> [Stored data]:
** START **

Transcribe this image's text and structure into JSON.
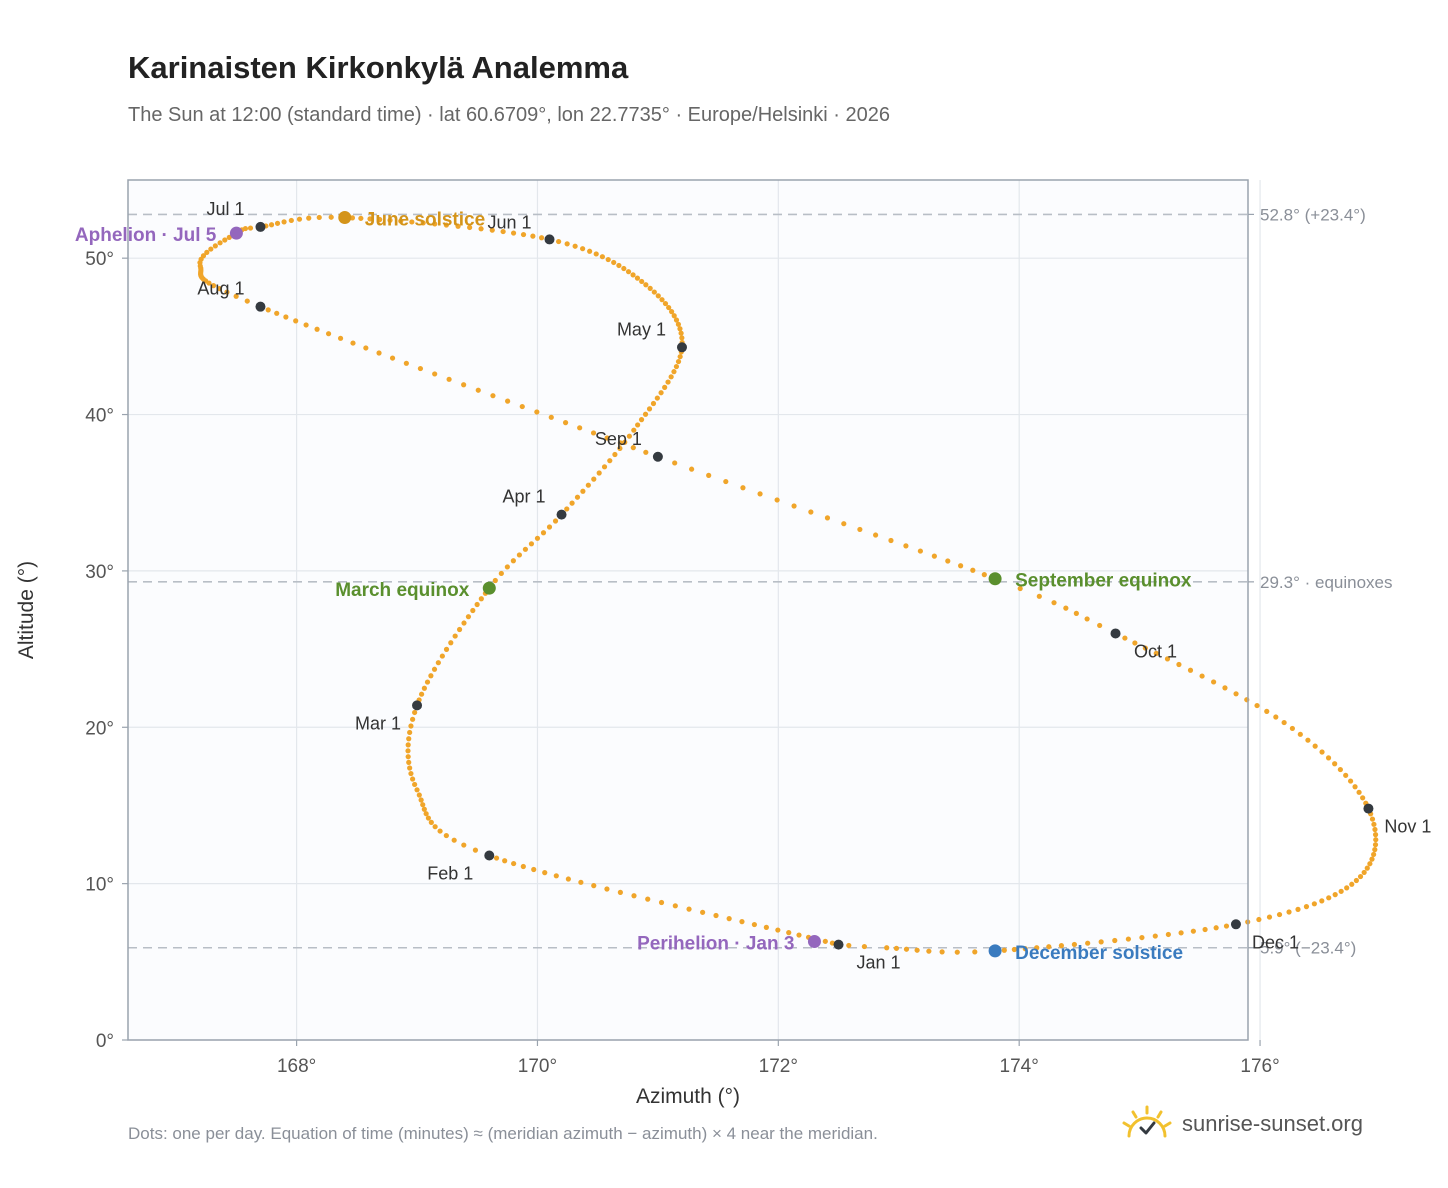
{
  "header": {
    "title": "Karinaisten Kirkonkylä Analemma",
    "subtitle": "The Sun at 12:00 (standard time) · lat 60.6709°, lon 22.7735° · Europe/Helsinki · 2026"
  },
  "footer": {
    "note": "Dots: one per day. Equation of time (minutes) ≈ (meridian azimuth − azimuth) × 4 near the meridian.",
    "brand": "sunrise-sunset.org"
  },
  "colors": {
    "path": "#f0a52a",
    "month_marker": "#343a40",
    "solstice_june": "#d4941a",
    "solstice_december": "#3a7bbf",
    "equinox": "#5a8f2e",
    "apsis": "#9467bd",
    "reference_line": "#b8bec6",
    "grid": "#e3e7ec",
    "plot_bg": "#fbfcfe",
    "frame": "#9aa3ae",
    "brand_icon": "#f2c12e"
  },
  "chart_data": {
    "type": "scatter",
    "xlabel": "Azimuth (°)",
    "ylabel": "Altitude (°)",
    "xlim": [
      166.6,
      175.9
    ],
    "ylim": [
      0,
      55
    ],
    "x_ticks": [
      {
        "value": 168,
        "label": "168°"
      },
      {
        "value": 170,
        "label": "170°"
      },
      {
        "value": 172,
        "label": "172°"
      },
      {
        "value": 174,
        "label": "174°"
      },
      {
        "value": 176,
        "label": "176°"
      }
    ],
    "y_ticks": [
      {
        "value": 0,
        "label": "0°"
      },
      {
        "value": 10,
        "label": "10°"
      },
      {
        "value": 20,
        "label": "20°"
      },
      {
        "value": 30,
        "label": "30°"
      },
      {
        "value": 40,
        "label": "40°"
      },
      {
        "value": 50,
        "label": "50°"
      }
    ],
    "grid": true,
    "reference_lines": [
      {
        "y": 52.8,
        "label": "52.8° (+23.4°)"
      },
      {
        "y": 29.3,
        "label": "29.3° · equinoxes"
      },
      {
        "y": 5.9,
        "label": "5.9° (−23.4°)"
      }
    ],
    "month_markers": [
      {
        "label": "Jan 1",
        "x": 172.5,
        "y": 6.1
      },
      {
        "label": "Feb 1",
        "x": 169.6,
        "y": 11.8
      },
      {
        "label": "Mar 1",
        "x": 169.0,
        "y": 21.4
      },
      {
        "label": "Apr 1",
        "x": 170.2,
        "y": 33.6
      },
      {
        "label": "May 1",
        "x": 171.2,
        "y": 44.3
      },
      {
        "label": "Jun 1",
        "x": 170.1,
        "y": 51.2
      },
      {
        "label": "Jul 1",
        "x": 167.7,
        "y": 52.0
      },
      {
        "label": "Aug 1",
        "x": 167.7,
        "y": 46.9
      },
      {
        "label": "Sep 1",
        "x": 171.0,
        "y": 37.3
      },
      {
        "label": "Oct 1",
        "x": 174.8,
        "y": 26.0
      },
      {
        "label": "Nov 1",
        "x": 176.9,
        "y": 14.8
      },
      {
        "label": "Dec 1",
        "x": 175.8,
        "y": 7.4
      }
    ],
    "events": [
      {
        "label": "June solstice",
        "x": 168.4,
        "y": 52.6,
        "kind": "solstice_june"
      },
      {
        "label": "December solstice",
        "x": 173.8,
        "y": 5.7,
        "kind": "solstice_december"
      },
      {
        "label": "March equinox",
        "x": 169.6,
        "y": 28.9,
        "kind": "equinox"
      },
      {
        "label": "September equinox",
        "x": 173.8,
        "y": 29.5,
        "kind": "equinox"
      },
      {
        "label": "Aphelion · Jul 5",
        "x": 167.5,
        "y": 51.6,
        "kind": "apsis"
      },
      {
        "label": "Perihelion · Jan 3",
        "x": 172.3,
        "y": 6.3,
        "kind": "apsis"
      }
    ],
    "path_knots": [
      {
        "day": 1,
        "x": 172.5,
        "y": 6.1
      },
      {
        "day": 32,
        "x": 169.6,
        "y": 11.8
      },
      {
        "day": 46,
        "x": 169.0,
        "y": 16.0
      },
      {
        "day": 60,
        "x": 169.0,
        "y": 21.4
      },
      {
        "day": 79,
        "x": 169.6,
        "y": 28.9
      },
      {
        "day": 91,
        "x": 170.2,
        "y": 33.6
      },
      {
        "day": 105,
        "x": 170.8,
        "y": 39.0
      },
      {
        "day": 121,
        "x": 171.2,
        "y": 44.3
      },
      {
        "day": 136,
        "x": 170.9,
        "y": 48.3
      },
      {
        "day": 152,
        "x": 170.1,
        "y": 51.2
      },
      {
        "day": 172,
        "x": 168.4,
        "y": 52.6
      },
      {
        "day": 182,
        "x": 167.7,
        "y": 52.0
      },
      {
        "day": 186,
        "x": 167.5,
        "y": 51.6
      },
      {
        "day": 197,
        "x": 167.2,
        "y": 49.5
      },
      {
        "day": 213,
        "x": 167.7,
        "y": 46.9
      },
      {
        "day": 244,
        "x": 171.0,
        "y": 37.3
      },
      {
        "day": 266,
        "x": 173.8,
        "y": 29.5
      },
      {
        "day": 274,
        "x": 174.8,
        "y": 26.0
      },
      {
        "day": 290,
        "x": 176.2,
        "y": 20.3
      },
      {
        "day": 305,
        "x": 176.9,
        "y": 14.8
      },
      {
        "day": 320,
        "x": 176.8,
        "y": 10.2
      },
      {
        "day": 335,
        "x": 175.8,
        "y": 7.4
      },
      {
        "day": 355,
        "x": 173.8,
        "y": 5.7
      },
      {
        "day": 363,
        "x": 172.9,
        "y": 5.9
      },
      {
        "day": 366,
        "x": 172.5,
        "y": 6.1
      }
    ]
  }
}
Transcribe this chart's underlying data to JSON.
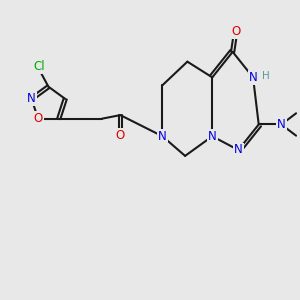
{
  "bg": "#e8e8e8",
  "bond_color": "#1a1a1a",
  "bw": 1.5,
  "dg": 0.055,
  "N_color": "#0000dd",
  "O_color": "#dd0000",
  "Cl_color": "#00aa00",
  "H_color": "#5a9a9a",
  "C_color": "#1a1a1a",
  "fs": 8.5,
  "xlim": [
    0,
    10
  ],
  "ylim": [
    0,
    10
  ]
}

** END **

> [WHAT IS NEEDED]:
Take the lines from the one containing "Transcribe this chart's" through the final line of the listing above and print them exactly, including both ends but no pictures.

> [WRITTEN ANSWER]:
Transcribe this chart's underlying data to JSON.
{
  "bg": "#e8e8e8",
  "bond_color": "#1a1a1a",
  "bw": 1.5,
  "dg": 0.055,
  "N_color": "#0000dd",
  "O_color": "#dd0000",
  "Cl_color": "#00aa00",
  "H_color": "#5a9a9a",
  "C_color": "#1a1a1a",
  "fs": 8.5,
  "xlim": [
    0,
    10
  ],
  "ylim": [
    0,
    10
  ]
}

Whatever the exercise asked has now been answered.